What to do:
For the listing below, give the number of lines in which "quota" occurs. Add nothing.

Extracted material:
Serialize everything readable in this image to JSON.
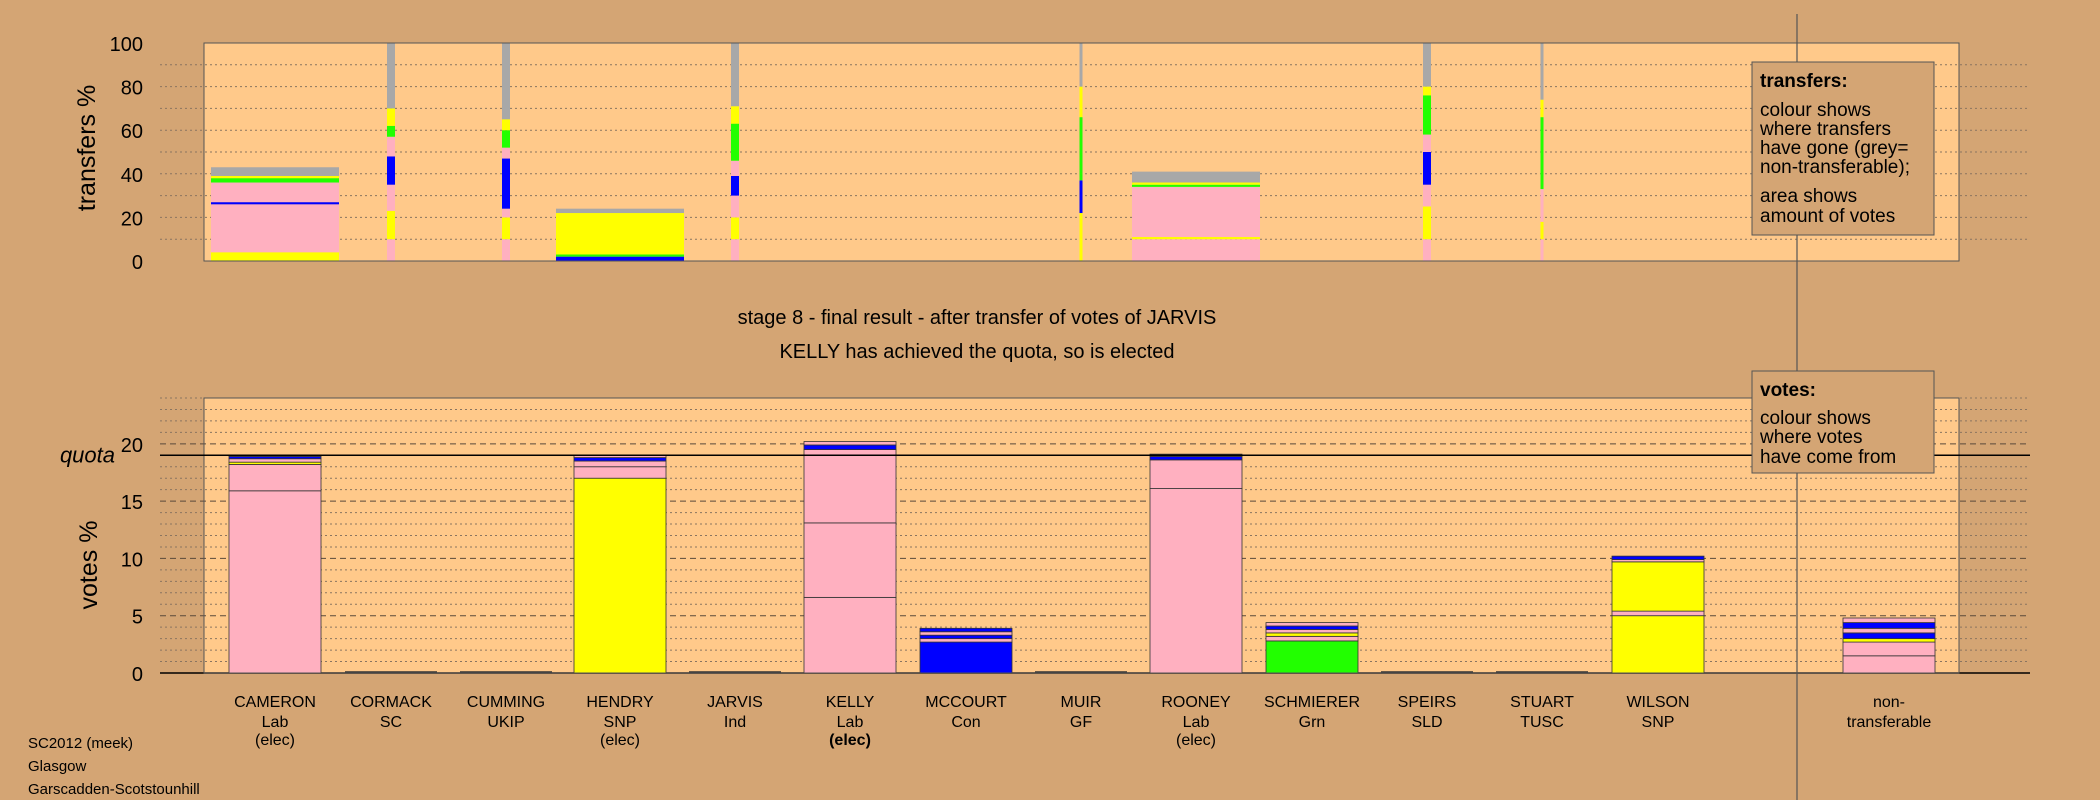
{
  "colors": {
    "background": "#d4a574",
    "plot_bg": "#ffc98a",
    "Lab": "#ffb0c0",
    "SNP": "#ffff00",
    "Grn": "#22ff00",
    "Con": "#0000ff",
    "nontransferable": "#a8a8a8"
  },
  "stage_title": "stage 8 - final result - after transfer of votes of JARVIS",
  "stage_subtitle": "KELLY has achieved the quota, so is elected",
  "footer": {
    "line1": "SC2012 (meek)",
    "line2": "Glasgow",
    "line3": "Garscadden-Scotstounhill"
  },
  "quota_label": "quota",
  "legend_transfers": {
    "title": "transfers:",
    "lines": [
      "colour shows",
      "where transfers",
      "have gone (grey=",
      "non-transferable);",
      "area shows",
      "amount of votes"
    ]
  },
  "legend_votes": {
    "title": "votes:",
    "lines": [
      "colour shows",
      "where votes",
      "have come from"
    ]
  },
  "chart_data": [
    {
      "type": "bar",
      "ylabel": "transfers %",
      "ylim": [
        0,
        100
      ],
      "yticks": [
        0,
        20,
        40,
        60,
        80,
        100
      ],
      "bars": [
        {
          "category": "CAMERON",
          "width": "wide",
          "segments": [
            {
              "color": "SNP",
              "from": 0,
              "to": 4
            },
            {
              "color": "Lab",
              "from": 4,
              "to": 26
            },
            {
              "color": "Con",
              "from": 26,
              "to": 27
            },
            {
              "color": "Lab",
              "from": 27,
              "to": 36
            },
            {
              "color": "Grn",
              "from": 36,
              "to": 38
            },
            {
              "color": "SNP",
              "from": 38,
              "to": 39
            },
            {
              "color": "nontransferable",
              "from": 39,
              "to": 43
            }
          ]
        },
        {
          "category": "CORMACK",
          "width": "thin",
          "segments": [
            {
              "color": "Lab",
              "from": 0,
              "to": 10
            },
            {
              "color": "SNP",
              "from": 10,
              "to": 23
            },
            {
              "color": "Lab",
              "from": 23,
              "to": 35
            },
            {
              "color": "Con",
              "from": 35,
              "to": 48
            },
            {
              "color": "Lab",
              "from": 48,
              "to": 57
            },
            {
              "color": "Grn",
              "from": 57,
              "to": 62
            },
            {
              "color": "SNP",
              "from": 62,
              "to": 70
            },
            {
              "color": "nontransferable",
              "from": 70,
              "to": 100
            }
          ]
        },
        {
          "category": "CUMMING",
          "width": "thin",
          "segments": [
            {
              "color": "Lab",
              "from": 0,
              "to": 10
            },
            {
              "color": "SNP",
              "from": 10,
              "to": 20
            },
            {
              "color": "Lab",
              "from": 20,
              "to": 24
            },
            {
              "color": "Con",
              "from": 24,
              "to": 47
            },
            {
              "color": "Lab",
              "from": 47,
              "to": 52
            },
            {
              "color": "Grn",
              "from": 52,
              "to": 60
            },
            {
              "color": "SNP",
              "from": 60,
              "to": 65
            },
            {
              "color": "nontransferable",
              "from": 65,
              "to": 100
            }
          ]
        },
        {
          "category": "HENDRY",
          "width": "wide",
          "segments": [
            {
              "color": "Con",
              "from": 0,
              "to": 2
            },
            {
              "color": "Grn",
              "from": 2,
              "to": 3
            },
            {
              "color": "SNP",
              "from": 3,
              "to": 22
            },
            {
              "color": "nontransferable",
              "from": 22,
              "to": 24
            }
          ]
        },
        {
          "category": "JARVIS",
          "width": "thin",
          "segments": [
            {
              "color": "Lab",
              "from": 0,
              "to": 10
            },
            {
              "color": "SNP",
              "from": 10,
              "to": 20
            },
            {
              "color": "Lab",
              "from": 20,
              "to": 30
            },
            {
              "color": "Con",
              "from": 30,
              "to": 39
            },
            {
              "color": "Lab",
              "from": 39,
              "to": 46
            },
            {
              "color": "Grn",
              "from": 46,
              "to": 63
            },
            {
              "color": "SNP",
              "from": 63,
              "to": 71
            },
            {
              "color": "nontransferable",
              "from": 71,
              "to": 100
            }
          ]
        },
        {
          "category": "MUIR",
          "width": "hair",
          "segments": [
            {
              "color": "SNP",
              "from": 0,
              "to": 22
            },
            {
              "color": "Con",
              "from": 22,
              "to": 37
            },
            {
              "color": "Grn",
              "from": 37,
              "to": 66
            },
            {
              "color": "SNP",
              "from": 66,
              "to": 80
            },
            {
              "color": "nontransferable",
              "from": 80,
              "to": 100
            }
          ]
        },
        {
          "category": "ROONEY",
          "width": "wide",
          "segments": [
            {
              "color": "Lab",
              "from": 0,
              "to": 10
            },
            {
              "color": "SNP",
              "from": 10,
              "to": 11
            },
            {
              "color": "Lab",
              "from": 11,
              "to": 34
            },
            {
              "color": "Grn",
              "from": 34,
              "to": 35
            },
            {
              "color": "SNP",
              "from": 35,
              "to": 36
            },
            {
              "color": "nontransferable",
              "from": 36,
              "to": 41
            }
          ]
        },
        {
          "category": "SPEIRS",
          "width": "thin",
          "segments": [
            {
              "color": "Lab",
              "from": 0,
              "to": 10
            },
            {
              "color": "SNP",
              "from": 10,
              "to": 25
            },
            {
              "color": "Lab",
              "from": 25,
              "to": 35
            },
            {
              "color": "Con",
              "from": 35,
              "to": 50
            },
            {
              "color": "Lab",
              "from": 50,
              "to": 58
            },
            {
              "color": "Grn",
              "from": 58,
              "to": 76
            },
            {
              "color": "SNP",
              "from": 76,
              "to": 80
            },
            {
              "color": "nontransferable",
              "from": 80,
              "to": 100
            }
          ]
        },
        {
          "category": "STUART",
          "width": "hair",
          "segments": [
            {
              "color": "Lab",
              "from": 0,
              "to": 10
            },
            {
              "color": "SNP",
              "from": 10,
              "to": 18
            },
            {
              "color": "Lab",
              "from": 18,
              "to": 33
            },
            {
              "color": "Grn",
              "from": 33,
              "to": 66
            },
            {
              "color": "SNP",
              "from": 66,
              "to": 74
            },
            {
              "color": "nontransferable",
              "from": 74,
              "to": 100
            }
          ]
        }
      ]
    },
    {
      "type": "bar",
      "ylabel": "votes %",
      "ylim": [
        0,
        24
      ],
      "yticks": [
        0,
        5,
        10,
        15,
        20
      ],
      "quota": 19,
      "categories": [
        {
          "name": "CAMERON",
          "party": "Lab",
          "status": "(elec)"
        },
        {
          "name": "CORMACK",
          "party": "SC",
          "status": ""
        },
        {
          "name": "CUMMING",
          "party": "UKIP",
          "status": ""
        },
        {
          "name": "HENDRY",
          "party": "SNP",
          "status": "(elec)"
        },
        {
          "name": "JARVIS",
          "party": "Ind",
          "status": ""
        },
        {
          "name": "KELLY",
          "party": "Lab",
          "status": "(elec)"
        },
        {
          "name": "MCCOURT",
          "party": "Con",
          "status": ""
        },
        {
          "name": "MUIR",
          "party": "GF",
          "status": ""
        },
        {
          "name": "ROONEY",
          "party": "Lab",
          "status": "(elec)"
        },
        {
          "name": "SCHMIERER",
          "party": "Grn",
          "status": ""
        },
        {
          "name": "SPEIRS",
          "party": "SLD",
          "status": ""
        },
        {
          "name": "STUART",
          "party": "TUSC",
          "status": ""
        },
        {
          "name": "WILSON",
          "party": "SNP",
          "status": ""
        },
        {
          "name": "non-",
          "party": "transferable",
          "status": ""
        }
      ],
      "bars": [
        {
          "segments": [
            {
              "color": "Lab",
              "from": 0,
              "to": 15.9
            },
            {
              "color": "Lab",
              "from": 15.9,
              "to": 18.2
            },
            {
              "color": "SNP",
              "from": 18.2,
              "to": 18.4
            },
            {
              "color": "Lab",
              "from": 18.4,
              "to": 18.7
            },
            {
              "color": "Con",
              "from": 18.7,
              "to": 18.9
            },
            {
              "color": "Lab",
              "from": 18.9,
              "to": 19.0
            }
          ]
        },
        {
          "segments": []
        },
        {
          "segments": []
        },
        {
          "segments": [
            {
              "color": "SNP",
              "from": 0,
              "to": 17.0
            },
            {
              "color": "Lab",
              "from": 17.0,
              "to": 18.0
            },
            {
              "color": "Lab",
              "from": 18.0,
              "to": 18.5
            },
            {
              "color": "Con",
              "from": 18.5,
              "to": 18.8
            },
            {
              "color": "Lab",
              "from": 18.8,
              "to": 19.0
            }
          ]
        },
        {
          "segments": []
        },
        {
          "segments": [
            {
              "color": "Lab",
              "from": 0,
              "to": 6.6
            },
            {
              "color": "Lab",
              "from": 6.6,
              "to": 13.1
            },
            {
              "color": "Lab",
              "from": 13.1,
              "to": 19.5
            },
            {
              "color": "Con",
              "from": 19.5,
              "to": 19.9
            },
            {
              "color": "Lab",
              "from": 19.9,
              "to": 20.2
            }
          ]
        },
        {
          "segments": [
            {
              "color": "Con",
              "from": 0,
              "to": 2.7
            },
            {
              "color": "Lab",
              "from": 2.7,
              "to": 3.0
            },
            {
              "color": "Con",
              "from": 3.0,
              "to": 3.3
            },
            {
              "color": "Lab",
              "from": 3.3,
              "to": 3.6
            },
            {
              "color": "Con",
              "from": 3.6,
              "to": 3.9
            }
          ]
        },
        {
          "segments": []
        },
        {
          "segments": [
            {
              "color": "Lab",
              "from": 0,
              "to": 16.1
            },
            {
              "color": "Lab",
              "from": 16.1,
              "to": 18.6
            },
            {
              "color": "Con",
              "from": 18.6,
              "to": 18.9
            },
            {
              "color": "Lab",
              "from": 18.9,
              "to": 19.1
            }
          ]
        },
        {
          "segments": [
            {
              "color": "Grn",
              "from": 0,
              "to": 2.8
            },
            {
              "color": "Lab",
              "from": 2.8,
              "to": 3.2
            },
            {
              "color": "SNP",
              "from": 3.2,
              "to": 3.5
            },
            {
              "color": "Lab",
              "from": 3.5,
              "to": 3.8
            },
            {
              "color": "Con",
              "from": 3.8,
              "to": 4.1
            },
            {
              "color": "Lab",
              "from": 4.1,
              "to": 4.4
            }
          ]
        },
        {
          "segments": []
        },
        {
          "segments": []
        },
        {
          "segments": [
            {
              "color": "SNP",
              "from": 0,
              "to": 5.0
            },
            {
              "color": "Lab",
              "from": 5.0,
              "to": 5.4
            },
            {
              "color": "SNP",
              "from": 5.4,
              "to": 9.7
            },
            {
              "color": "Lab",
              "from": 9.7,
              "to": 9.9
            },
            {
              "color": "Con",
              "from": 9.9,
              "to": 10.2
            }
          ]
        },
        {
          "segments": [
            {
              "color": "Lab",
              "from": 0,
              "to": 1.5
            },
            {
              "color": "Lab",
              "from": 1.5,
              "to": 2.7
            },
            {
              "color": "SNP",
              "from": 2.7,
              "to": 3.0
            },
            {
              "color": "Con",
              "from": 3.0,
              "to": 3.5
            },
            {
              "color": "Lab",
              "from": 3.5,
              "to": 3.9
            },
            {
              "color": "Con",
              "from": 3.9,
              "to": 4.4
            },
            {
              "color": "Lab",
              "from": 4.4,
              "to": 4.8
            }
          ]
        }
      ]
    }
  ]
}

Response:
3